→ PROBLEM REQUIREMENTS: Find each line holding "цифры" and copy it out.
***** RECORDS SHOWN
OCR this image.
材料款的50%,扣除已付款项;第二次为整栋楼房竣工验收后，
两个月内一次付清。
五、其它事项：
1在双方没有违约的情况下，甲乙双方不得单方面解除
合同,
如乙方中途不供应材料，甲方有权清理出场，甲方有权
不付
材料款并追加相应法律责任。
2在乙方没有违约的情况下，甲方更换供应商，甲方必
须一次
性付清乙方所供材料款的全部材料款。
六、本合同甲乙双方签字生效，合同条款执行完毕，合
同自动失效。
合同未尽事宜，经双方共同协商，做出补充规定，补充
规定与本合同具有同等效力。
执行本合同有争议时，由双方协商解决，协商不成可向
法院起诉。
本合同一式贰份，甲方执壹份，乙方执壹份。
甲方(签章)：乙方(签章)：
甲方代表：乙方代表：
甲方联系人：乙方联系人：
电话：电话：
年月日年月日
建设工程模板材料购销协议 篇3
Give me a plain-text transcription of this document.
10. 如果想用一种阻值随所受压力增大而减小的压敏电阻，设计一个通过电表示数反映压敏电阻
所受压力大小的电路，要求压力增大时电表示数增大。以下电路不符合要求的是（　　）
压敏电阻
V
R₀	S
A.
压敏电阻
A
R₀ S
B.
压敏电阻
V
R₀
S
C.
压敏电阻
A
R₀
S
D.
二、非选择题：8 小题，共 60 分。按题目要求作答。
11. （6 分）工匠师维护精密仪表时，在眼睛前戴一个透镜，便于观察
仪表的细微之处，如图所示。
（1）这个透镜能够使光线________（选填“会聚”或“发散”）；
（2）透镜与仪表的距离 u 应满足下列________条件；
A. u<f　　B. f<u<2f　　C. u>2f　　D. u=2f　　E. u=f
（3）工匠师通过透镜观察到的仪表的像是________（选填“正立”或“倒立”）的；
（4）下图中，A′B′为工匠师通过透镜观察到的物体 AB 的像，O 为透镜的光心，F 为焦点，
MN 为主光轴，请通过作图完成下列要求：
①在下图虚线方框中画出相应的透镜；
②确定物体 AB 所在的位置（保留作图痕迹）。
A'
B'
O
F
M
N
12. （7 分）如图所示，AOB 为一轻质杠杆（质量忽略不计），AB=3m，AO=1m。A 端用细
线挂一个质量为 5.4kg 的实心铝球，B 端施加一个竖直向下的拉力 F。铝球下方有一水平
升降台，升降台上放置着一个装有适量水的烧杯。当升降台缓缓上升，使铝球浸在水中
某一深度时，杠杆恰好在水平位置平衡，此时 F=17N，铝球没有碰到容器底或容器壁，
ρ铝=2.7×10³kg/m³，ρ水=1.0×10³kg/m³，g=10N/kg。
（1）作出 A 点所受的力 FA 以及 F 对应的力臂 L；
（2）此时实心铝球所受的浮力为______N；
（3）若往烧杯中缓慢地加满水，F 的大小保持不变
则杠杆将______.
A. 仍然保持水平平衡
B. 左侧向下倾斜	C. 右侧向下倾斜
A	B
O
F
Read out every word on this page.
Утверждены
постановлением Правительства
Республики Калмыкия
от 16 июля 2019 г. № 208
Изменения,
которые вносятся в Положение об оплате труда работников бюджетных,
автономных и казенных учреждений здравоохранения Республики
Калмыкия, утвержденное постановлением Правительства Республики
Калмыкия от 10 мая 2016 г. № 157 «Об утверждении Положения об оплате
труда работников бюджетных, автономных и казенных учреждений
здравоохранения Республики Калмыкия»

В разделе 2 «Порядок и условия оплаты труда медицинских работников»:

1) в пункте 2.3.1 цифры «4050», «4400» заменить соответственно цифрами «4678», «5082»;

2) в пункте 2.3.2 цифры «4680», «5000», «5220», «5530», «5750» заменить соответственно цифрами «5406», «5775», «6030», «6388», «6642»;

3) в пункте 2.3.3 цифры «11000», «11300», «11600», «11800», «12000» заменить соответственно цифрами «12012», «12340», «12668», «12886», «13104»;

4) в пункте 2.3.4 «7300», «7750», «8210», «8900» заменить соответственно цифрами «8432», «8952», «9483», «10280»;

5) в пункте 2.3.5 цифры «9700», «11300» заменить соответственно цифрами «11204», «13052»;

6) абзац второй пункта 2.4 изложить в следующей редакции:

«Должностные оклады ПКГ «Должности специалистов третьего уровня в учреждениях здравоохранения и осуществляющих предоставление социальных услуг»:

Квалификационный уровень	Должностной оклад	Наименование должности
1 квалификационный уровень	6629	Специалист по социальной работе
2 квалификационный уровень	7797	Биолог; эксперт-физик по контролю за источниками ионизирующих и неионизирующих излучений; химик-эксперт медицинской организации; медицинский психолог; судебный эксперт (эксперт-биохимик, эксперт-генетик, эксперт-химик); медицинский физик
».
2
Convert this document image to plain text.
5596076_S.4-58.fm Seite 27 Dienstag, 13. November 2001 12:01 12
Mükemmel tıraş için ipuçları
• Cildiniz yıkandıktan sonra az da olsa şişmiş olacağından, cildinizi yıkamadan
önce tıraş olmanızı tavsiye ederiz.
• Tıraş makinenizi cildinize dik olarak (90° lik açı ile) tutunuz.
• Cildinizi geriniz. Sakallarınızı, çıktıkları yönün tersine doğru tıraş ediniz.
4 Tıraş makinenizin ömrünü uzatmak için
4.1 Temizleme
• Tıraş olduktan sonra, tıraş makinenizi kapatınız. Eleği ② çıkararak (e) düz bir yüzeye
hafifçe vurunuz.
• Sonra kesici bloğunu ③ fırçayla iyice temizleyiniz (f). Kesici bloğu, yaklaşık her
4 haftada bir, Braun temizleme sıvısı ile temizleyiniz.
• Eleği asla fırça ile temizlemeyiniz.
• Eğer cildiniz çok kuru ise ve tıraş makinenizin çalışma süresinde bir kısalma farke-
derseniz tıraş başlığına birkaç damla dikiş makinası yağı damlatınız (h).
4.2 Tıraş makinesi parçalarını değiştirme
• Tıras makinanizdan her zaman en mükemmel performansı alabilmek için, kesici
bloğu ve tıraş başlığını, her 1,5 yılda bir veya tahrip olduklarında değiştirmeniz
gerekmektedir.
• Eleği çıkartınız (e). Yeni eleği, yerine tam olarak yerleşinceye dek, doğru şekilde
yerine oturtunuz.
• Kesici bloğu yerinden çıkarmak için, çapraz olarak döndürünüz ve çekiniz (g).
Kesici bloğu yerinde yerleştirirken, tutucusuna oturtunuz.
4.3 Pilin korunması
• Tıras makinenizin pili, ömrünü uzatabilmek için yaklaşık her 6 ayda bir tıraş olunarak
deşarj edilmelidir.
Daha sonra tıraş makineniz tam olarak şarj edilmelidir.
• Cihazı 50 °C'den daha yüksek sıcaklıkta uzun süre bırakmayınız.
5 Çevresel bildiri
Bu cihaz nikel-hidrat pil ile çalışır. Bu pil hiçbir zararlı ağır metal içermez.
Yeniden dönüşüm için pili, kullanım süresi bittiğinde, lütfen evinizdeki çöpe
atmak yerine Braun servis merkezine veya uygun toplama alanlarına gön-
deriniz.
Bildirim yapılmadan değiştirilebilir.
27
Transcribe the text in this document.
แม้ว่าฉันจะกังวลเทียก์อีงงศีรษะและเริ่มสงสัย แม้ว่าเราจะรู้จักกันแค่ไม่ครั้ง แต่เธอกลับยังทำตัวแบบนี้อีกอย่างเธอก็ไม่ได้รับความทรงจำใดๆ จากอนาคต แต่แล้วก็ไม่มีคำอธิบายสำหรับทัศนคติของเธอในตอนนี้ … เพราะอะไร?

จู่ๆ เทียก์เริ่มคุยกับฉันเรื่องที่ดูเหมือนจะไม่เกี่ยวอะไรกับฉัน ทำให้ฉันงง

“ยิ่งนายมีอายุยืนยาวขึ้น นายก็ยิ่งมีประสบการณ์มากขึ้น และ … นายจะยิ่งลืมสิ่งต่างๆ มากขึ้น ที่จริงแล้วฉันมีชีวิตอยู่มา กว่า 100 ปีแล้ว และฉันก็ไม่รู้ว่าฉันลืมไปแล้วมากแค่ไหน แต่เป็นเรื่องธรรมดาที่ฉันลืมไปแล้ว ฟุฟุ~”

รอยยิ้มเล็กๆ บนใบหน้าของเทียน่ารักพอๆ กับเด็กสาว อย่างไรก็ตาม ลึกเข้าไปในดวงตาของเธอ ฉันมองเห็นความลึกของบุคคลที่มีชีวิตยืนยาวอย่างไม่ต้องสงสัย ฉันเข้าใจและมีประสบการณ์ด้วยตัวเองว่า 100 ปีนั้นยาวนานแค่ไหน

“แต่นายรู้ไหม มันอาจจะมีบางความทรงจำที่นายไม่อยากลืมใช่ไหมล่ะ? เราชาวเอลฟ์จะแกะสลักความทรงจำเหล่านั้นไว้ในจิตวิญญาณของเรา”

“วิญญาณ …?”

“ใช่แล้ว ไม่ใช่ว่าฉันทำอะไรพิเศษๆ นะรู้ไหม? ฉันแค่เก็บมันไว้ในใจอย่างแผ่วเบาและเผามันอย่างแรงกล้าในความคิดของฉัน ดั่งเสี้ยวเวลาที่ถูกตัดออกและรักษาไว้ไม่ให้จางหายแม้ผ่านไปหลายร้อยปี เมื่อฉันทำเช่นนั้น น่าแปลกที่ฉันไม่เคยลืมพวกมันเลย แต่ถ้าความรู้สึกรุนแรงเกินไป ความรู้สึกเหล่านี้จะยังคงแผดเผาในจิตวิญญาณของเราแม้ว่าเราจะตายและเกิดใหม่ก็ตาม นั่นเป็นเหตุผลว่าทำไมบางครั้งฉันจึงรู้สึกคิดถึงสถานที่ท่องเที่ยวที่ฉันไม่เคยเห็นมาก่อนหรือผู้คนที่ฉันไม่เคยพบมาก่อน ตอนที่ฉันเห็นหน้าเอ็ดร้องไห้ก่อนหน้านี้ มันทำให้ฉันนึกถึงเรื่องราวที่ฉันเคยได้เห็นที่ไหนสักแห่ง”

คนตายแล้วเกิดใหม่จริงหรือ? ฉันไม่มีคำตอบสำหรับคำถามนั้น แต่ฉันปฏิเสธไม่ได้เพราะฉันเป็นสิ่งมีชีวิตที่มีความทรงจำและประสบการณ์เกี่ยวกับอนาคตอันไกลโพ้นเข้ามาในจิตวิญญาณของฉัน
**********
→ RESULT FOR THIS TASK:
1) в пункте 2.3.1 цифры «4050», «4400» заменить соответственно цифрами «4678», «5082»;
2) в пункте 2.3.2 цифры «4680», «5000», «5220», «5530», «5750» заменить соответственно цифрами «5406», «5775», «6030», «6388», «6642»;
3) в пункте 2.3.3 цифры «11000», «11300», «11600», «11800», «12000» заменить соответственно цифрами «12012», «12340», «12668», «12886», «13104»;
5) в пункте 2.3.5 цифры «9700», «11300» заменить соответственно цифрами «11204», «13052»;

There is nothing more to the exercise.